**Excerpted passage**:
I have continued to remove the comb when I check the hive, and allowed one lot to develop so that I could do a varroa check - but I can't carry on doing this forever - for one thing - all the effort the bees put into making it and the Queen laying eggs, which are just wasted.

Any suggestions?
 
slowly replace these frames with 14 x 12 frames which should be used in a beehause, google frame extension kits to change standard brood(which you have ) to 14 x 12. did omlet sell you the bees on these frames?
 
strips of wood length of bottom of frame and appropriate depth, hole drilled near each top corner and cable tied to bottom of frame. simple.
 
You have to manipulate your colony and work these frames out of your hive over time. Getting your bees off them and onto the 'proper' frames' is a start.
 
Thanks all.

No, I got the nuc from local BKeeper in the Association - not from Omlet. I will attempt the extensions as suggested.
 
Around 15% drones in a hive is normal. As is making comb. It's a really useful IPM method for varroa and when you have a VQ they are much more likely to get successfully mated if there is a large mass of drone pheromone at the appointed place.

Element boundary records:
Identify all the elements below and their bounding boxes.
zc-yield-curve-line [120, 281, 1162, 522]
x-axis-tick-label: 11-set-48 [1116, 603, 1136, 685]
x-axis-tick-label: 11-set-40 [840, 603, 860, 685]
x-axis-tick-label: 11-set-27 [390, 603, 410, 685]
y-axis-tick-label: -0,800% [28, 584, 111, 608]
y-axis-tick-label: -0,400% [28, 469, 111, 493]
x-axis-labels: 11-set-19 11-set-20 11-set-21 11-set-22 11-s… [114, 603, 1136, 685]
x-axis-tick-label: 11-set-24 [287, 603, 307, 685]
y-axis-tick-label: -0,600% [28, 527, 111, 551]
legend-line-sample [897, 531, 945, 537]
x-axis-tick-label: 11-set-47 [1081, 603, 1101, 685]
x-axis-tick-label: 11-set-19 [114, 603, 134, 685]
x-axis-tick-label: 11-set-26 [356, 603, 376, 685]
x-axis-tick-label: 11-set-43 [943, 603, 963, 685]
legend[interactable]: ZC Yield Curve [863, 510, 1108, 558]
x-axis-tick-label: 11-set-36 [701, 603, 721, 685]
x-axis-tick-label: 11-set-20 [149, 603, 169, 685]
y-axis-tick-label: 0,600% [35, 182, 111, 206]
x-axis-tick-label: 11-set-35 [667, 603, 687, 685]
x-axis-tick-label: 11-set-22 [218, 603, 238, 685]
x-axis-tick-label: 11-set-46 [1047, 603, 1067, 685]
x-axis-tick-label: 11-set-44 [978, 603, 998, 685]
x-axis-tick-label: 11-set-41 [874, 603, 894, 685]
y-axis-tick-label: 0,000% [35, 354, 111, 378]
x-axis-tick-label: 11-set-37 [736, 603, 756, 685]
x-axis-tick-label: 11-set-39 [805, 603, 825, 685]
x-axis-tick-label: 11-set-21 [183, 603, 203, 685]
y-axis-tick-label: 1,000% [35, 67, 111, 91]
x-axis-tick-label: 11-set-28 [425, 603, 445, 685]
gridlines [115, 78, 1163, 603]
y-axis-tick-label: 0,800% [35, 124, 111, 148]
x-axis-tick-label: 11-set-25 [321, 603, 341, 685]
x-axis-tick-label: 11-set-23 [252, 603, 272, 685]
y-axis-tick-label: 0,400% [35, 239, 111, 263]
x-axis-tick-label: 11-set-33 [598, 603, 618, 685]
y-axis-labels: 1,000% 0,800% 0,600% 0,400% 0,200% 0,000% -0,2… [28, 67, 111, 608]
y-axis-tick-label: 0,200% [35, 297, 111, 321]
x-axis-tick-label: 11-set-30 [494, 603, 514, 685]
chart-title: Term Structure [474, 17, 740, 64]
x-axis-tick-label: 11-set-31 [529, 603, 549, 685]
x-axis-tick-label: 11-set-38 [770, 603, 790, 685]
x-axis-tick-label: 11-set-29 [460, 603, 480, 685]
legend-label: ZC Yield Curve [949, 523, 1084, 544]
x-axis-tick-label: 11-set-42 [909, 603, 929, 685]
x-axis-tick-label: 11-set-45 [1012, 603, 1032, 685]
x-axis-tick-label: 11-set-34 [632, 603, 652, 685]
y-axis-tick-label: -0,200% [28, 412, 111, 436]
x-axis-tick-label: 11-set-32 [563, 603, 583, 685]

**Written request**:
Continue the beekeeping forum thread about comb on short brood frames, picking up after its last sentence.

**Exercise output**:
decide which is warmest end of you beehaus and put your new 14x12 that end, the bees will migrate the nest towards the warm end and you migrate the old frames towards the cold end

as soon as they only contain uncapped honey ( or drones and honey) remove the old frames and feed the honey back to your bees

drone comb, leave it on,but is you must remove it only do it every three weeks, it does no harm, the bees will decide when the have too many drones and the making wax is the wasteful buiness and is the issue and it not how many unfertilised drone eggs HM lays
 
No, I got the nuc from local BKeeper in the Association - not from Omlet

I don't think it would have made a lot of difference to be honest. When I enquired about the nucs they provide, I think they were making it up as they went along - but basically, they seem to provide them on standard national frames - absolutely bonkers.


I had the same issue as you - got my beehaus, and bought a nuc locally - naturally on National frames.
It took me most of last year to work them out - but I did in the end.

I could have done it quicker - but I had no idea what I was doing (many would argue I still don't... including myself) - I got them all out in the end. And as others have said - can be useful for culling drone brood.
 
- but I had no idea what I was doing (many would argue I still don't... including myself) - I got them all out in the end. And as others have said - can be useful for culling drone brood.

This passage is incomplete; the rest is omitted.